# DATA SUPPLIED start

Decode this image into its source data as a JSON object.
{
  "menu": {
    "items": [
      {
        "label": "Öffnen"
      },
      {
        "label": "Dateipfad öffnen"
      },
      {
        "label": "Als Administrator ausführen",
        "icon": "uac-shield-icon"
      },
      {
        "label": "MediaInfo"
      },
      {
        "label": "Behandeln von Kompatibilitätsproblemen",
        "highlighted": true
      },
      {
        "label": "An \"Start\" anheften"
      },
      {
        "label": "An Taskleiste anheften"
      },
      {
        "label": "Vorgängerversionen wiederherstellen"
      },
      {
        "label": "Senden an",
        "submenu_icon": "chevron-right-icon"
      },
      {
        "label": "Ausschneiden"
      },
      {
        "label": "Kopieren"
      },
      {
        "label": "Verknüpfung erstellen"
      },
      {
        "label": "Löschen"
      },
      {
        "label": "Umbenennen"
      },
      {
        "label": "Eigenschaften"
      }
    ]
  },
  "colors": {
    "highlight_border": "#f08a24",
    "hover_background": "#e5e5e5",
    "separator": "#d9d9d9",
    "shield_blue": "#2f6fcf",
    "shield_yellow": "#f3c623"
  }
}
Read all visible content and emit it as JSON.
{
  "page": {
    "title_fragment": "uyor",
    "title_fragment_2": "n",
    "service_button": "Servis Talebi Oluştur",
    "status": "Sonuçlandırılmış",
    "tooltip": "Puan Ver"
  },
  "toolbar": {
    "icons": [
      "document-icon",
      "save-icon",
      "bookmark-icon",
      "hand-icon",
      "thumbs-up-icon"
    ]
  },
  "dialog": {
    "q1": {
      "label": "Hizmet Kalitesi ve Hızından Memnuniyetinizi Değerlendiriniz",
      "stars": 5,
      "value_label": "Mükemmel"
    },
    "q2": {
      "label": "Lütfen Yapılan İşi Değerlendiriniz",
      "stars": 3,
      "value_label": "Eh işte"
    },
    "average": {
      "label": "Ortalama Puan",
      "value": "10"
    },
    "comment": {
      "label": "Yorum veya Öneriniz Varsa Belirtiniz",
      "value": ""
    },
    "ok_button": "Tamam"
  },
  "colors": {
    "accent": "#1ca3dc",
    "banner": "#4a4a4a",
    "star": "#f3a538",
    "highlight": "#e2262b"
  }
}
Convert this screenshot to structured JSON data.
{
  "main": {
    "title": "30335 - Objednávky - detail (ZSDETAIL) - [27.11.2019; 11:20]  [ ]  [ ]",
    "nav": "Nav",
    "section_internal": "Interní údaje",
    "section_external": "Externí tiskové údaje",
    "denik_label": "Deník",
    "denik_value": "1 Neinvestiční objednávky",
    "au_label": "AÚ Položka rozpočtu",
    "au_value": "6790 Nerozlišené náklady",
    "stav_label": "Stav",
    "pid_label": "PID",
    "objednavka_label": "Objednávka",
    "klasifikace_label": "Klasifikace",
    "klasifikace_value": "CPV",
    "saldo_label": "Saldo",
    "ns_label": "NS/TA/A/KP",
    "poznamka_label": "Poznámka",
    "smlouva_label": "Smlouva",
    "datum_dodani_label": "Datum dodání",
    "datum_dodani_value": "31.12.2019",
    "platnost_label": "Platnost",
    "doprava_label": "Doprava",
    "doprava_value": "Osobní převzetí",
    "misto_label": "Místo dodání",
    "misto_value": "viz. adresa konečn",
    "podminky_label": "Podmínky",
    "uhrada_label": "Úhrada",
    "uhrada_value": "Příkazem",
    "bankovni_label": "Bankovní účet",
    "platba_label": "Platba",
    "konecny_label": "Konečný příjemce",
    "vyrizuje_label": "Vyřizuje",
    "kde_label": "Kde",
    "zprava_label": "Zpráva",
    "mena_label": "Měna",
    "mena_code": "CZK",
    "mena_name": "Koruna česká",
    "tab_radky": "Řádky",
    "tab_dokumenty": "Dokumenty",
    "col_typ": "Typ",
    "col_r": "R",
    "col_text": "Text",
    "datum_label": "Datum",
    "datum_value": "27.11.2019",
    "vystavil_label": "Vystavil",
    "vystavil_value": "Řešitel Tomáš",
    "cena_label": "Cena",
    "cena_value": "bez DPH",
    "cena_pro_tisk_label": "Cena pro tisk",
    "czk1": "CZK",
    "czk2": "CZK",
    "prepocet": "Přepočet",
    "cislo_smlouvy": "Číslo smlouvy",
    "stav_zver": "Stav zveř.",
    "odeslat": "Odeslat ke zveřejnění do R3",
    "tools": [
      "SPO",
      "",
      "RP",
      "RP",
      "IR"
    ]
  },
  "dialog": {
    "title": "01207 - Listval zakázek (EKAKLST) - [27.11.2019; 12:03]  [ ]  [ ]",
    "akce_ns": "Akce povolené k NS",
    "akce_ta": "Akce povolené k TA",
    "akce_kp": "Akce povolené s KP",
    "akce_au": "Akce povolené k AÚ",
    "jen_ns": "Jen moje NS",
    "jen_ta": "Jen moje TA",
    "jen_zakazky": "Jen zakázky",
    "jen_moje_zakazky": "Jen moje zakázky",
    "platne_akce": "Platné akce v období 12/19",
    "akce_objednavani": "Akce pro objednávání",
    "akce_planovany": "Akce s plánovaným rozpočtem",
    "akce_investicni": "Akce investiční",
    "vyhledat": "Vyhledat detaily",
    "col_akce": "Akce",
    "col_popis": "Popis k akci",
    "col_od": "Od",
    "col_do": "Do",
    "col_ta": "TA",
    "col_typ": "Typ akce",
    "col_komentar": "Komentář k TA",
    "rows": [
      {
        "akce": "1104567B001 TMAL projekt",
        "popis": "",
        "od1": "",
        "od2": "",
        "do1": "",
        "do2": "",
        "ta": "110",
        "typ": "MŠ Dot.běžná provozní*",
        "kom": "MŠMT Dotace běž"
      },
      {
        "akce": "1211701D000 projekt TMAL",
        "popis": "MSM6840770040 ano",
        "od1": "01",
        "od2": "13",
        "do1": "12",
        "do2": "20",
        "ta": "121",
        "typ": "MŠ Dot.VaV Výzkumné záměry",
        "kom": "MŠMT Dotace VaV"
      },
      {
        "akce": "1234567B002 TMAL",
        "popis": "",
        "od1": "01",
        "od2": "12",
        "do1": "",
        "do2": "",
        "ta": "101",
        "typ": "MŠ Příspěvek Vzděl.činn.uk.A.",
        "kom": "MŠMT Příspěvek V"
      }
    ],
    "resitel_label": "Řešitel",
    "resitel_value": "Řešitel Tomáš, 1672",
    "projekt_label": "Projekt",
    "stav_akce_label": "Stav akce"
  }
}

# DATA SUPPLIED end

■ DESCRIPTION OF THE TASK:
Return every line of the material exactly.

■ REPLY:
Decode this image into its source data as a JSON object.
{
  "menu": {
    "items": [
      {
        "label": "Öffnen"
      },
      {
        "label": "Dateipfad öffnen"
      },
      {
        "label": "Als Administrator ausführen",
        "icon": "uac-shield-icon"
      },
      {
        "label": "MediaInfo"
      },
      {
        "label": "Behandeln von Kompatibilitätsproblemen",
        "highlighted": true
      },
      {
        "label": "An \"Start\" anheften"
      },
      {
        "label": "An Taskleiste anheften"
      },
      {
        "label": "Vorgängerversionen wiederherstellen"
      },
      {
        "label": "Senden an",
        "submenu_icon": "chevron-right-icon"
      },
      {
        "label": "Ausschneiden"
      },
      {
        "label": "Kopieren"
      },
      {
        "label": "Verknüpfung erstellen"
      },
      {
        "label": "Löschen"
      },
      {
        "label": "Umbenennen"
      },
      {
        "label": "Eigenschaften"
      }
    ]
  },
  "colors": {
    "highlight_border": "#f08a24",
    "hover_background": "#e5e5e5",
    "separator": "#d9d9d9",
    "shield_blue": "#2f6fcf",
    "shield_yellow": "#f3c623"
  }
}
Read all visible content and emit it as JSON.
{
  "page": {
    "title_fragment": "uyor",
    "title_fragment_2": "n",
    "service_button": "Servis Talebi Oluştur",
    "status": "Sonuçlandırılmış",
    "tooltip": "Puan Ver"
  },
  "toolbar": {
    "icons": [
      "document-icon",
      "save-icon",
      "bookmark-icon",
      "hand-icon",
      "thumbs-up-icon"
    ]
  },
  "dialog": {
    "q1": {
      "label": "Hizmet Kalitesi ve Hızından Memnuniyetinizi Değerlendiriniz",
      "stars": 5,
      "value_label": "Mükemmel"
    },
    "q2": {
      "label": "Lütfen Yapılan İşi Değerlendiriniz",
      "stars": 3,
      "value_label": "Eh işte"
    },
    "average": {
      "label": "Ortalama Puan",
      "value": "10"
    },
    "comment": {
      "label": "Yorum veya Öneriniz Varsa Belirtiniz",
      "value": ""
    },
    "ok_button": "Tamam"
  },
  "colors": {
    "accent": "#1ca3dc",
    "banner": "#4a4a4a",
    "star": "#f3a538",
    "highlight": "#e2262b"
  }
}
Convert this screenshot to structured JSON data.
{
  "main": {
    "title": "30335 - Objednávky - detail (ZSDETAIL) - [27.11.2019; 11:20]  [ ]  [ ]",
    "nav": "Nav",
    "section_internal": "Interní údaje",
    "section_external": "Externí tiskové údaje",
    "denik_label": "Deník",
    "denik_value": "1 Neinvestiční objednávky",
    "au_label": "AÚ Položka rozpočtu",
    "au_value": "6790 Nerozlišené náklady",
    "stav_label": "Stav",
    "pid_label": "PID",
    "objednavka_label": "Objednávka",
    "klasifikace_label": "Klasifikace",
    "klasifikace_value": "CPV",
    "saldo_label": "Saldo",
    "ns_label": "NS/TA/A/KP",
    "poznamka_label": "Poznámka",
    "smlouva_label": "Smlouva",
    "datum_dodani_label": "Datum dodání",
    "datum_dodani_value": "31.12.2019",
    "platnost_label": "Platnost",
    "doprava_label": "Doprava",
    "doprava_value": "Osobní převzetí",
    "misto_label": "Místo dodání",
    "misto_value": "viz. adresa konečn",
    "podminky_label": "Podmínky",
    "uhrada_label": "Úhrada",
    "uhrada_value": "Příkazem",
    "bankovni_label": "Bankovní účet",
    "platba_label": "Platba",
    "konecny_label": "Konečný příjemce",
    "vyrizuje_label": "Vyřizuje",
    "kde_label": "Kde",
    "zprava_label": "Zpráva",
    "mena_label": "Měna",
    "mena_code": "CZK",
    "mena_name": "Koruna česká",
    "tab_radky": "Řádky",
    "tab_dokumenty": "Dokumenty",
    "col_typ": "Typ",
    "col_r": "R",
    "col_text": "Text",
    "datum_label": "Datum",
    "datum_value": "27.11.2019",
    "vystavil_label": "Vystavil",
    "vystavil_value": "Řešitel Tomáš",
    "cena_label": "Cena",
    "cena_value": "bez DPH",
    "cena_pro_tisk_label": "Cena pro tisk",
    "czk1": "CZK",
    "czk2": "CZK",
    "prepocet": "Přepočet",
    "cislo_smlouvy": "Číslo smlouvy",
    "stav_zver": "Stav zveř.",
    "odeslat": "Odeslat ke zveřejnění do R3",
    "tools": [
      "SPO",
      "",
      "RP",
      "RP",
      "IR"
    ]
  },
  "dialog": {
    "title": "01207 - Listval zakázek (EKAKLST) - [27.11.2019; 12:03]  [ ]  [ ]",
    "akce_ns": "Akce povolené k NS",
    "akce_ta": "Akce povolené k TA",
    "akce_kp": "Akce povolené s KP",
    "akce_au": "Akce povolené k AÚ",
    "jen_ns": "Jen moje NS",
    "jen_ta": "Jen moje TA",
    "jen_zakazky": "Jen zakázky",
    "jen_moje_zakazky": "Jen moje zakázky",
    "platne_akce": "Platné akce v období 12/19",
    "akce_objednavani": "Akce pro objednávání",
    "akce_planovany": "Akce s plánovaným rozpočtem",
    "akce_investicni": "Akce investiční",
    "vyhledat": "Vyhledat detaily",
    "col_akce": "Akce",
    "col_popis": "Popis k akci",
    "col_od": "Od",
    "col_do": "Do",
    "col_ta": "TA",
    "col_typ": "Typ akce",
    "col_komentar": "Komentář k TA",
    "rows": [
      {
        "akce": "1104567B001 TMAL projekt",
        "popis": "",
        "od1": "",
        "od2": "",
        "do1": "",
        "do2": "",
        "ta": "110",
        "typ": "MŠ Dot.běžná provozní*",
        "kom": "MŠMT Dotace běž"
      },
      {
        "akce": "1211701D000 projekt TMAL",
        "popis": "MSM6840770040 ano",
        "od1": "01",
        "od2": "13",
        "do1": "12",
        "do2": "20",
        "ta": "121",
        "typ": "MŠ Dot.VaV Výzkumné záměry",
        "kom": "MŠMT Dotace VaV"
      },
      {
        "akce": "1234567B002 TMAL",
        "popis": "",
        "od1": "01",
        "od2": "12",
        "do1": "",
        "do2": "",
        "ta": "101",
        "typ": "MŠ Příspěvek Vzděl.činn.uk.A.",
        "kom": "MŠMT Příspěvek V"
      }
    ],
    "resitel_label": "Řešitel",
    "resitel_value": "Řešitel Tomáš, 1672",
    "projekt_label": "Projekt",
    "stav_akce_label": "Stav akce"
  }
}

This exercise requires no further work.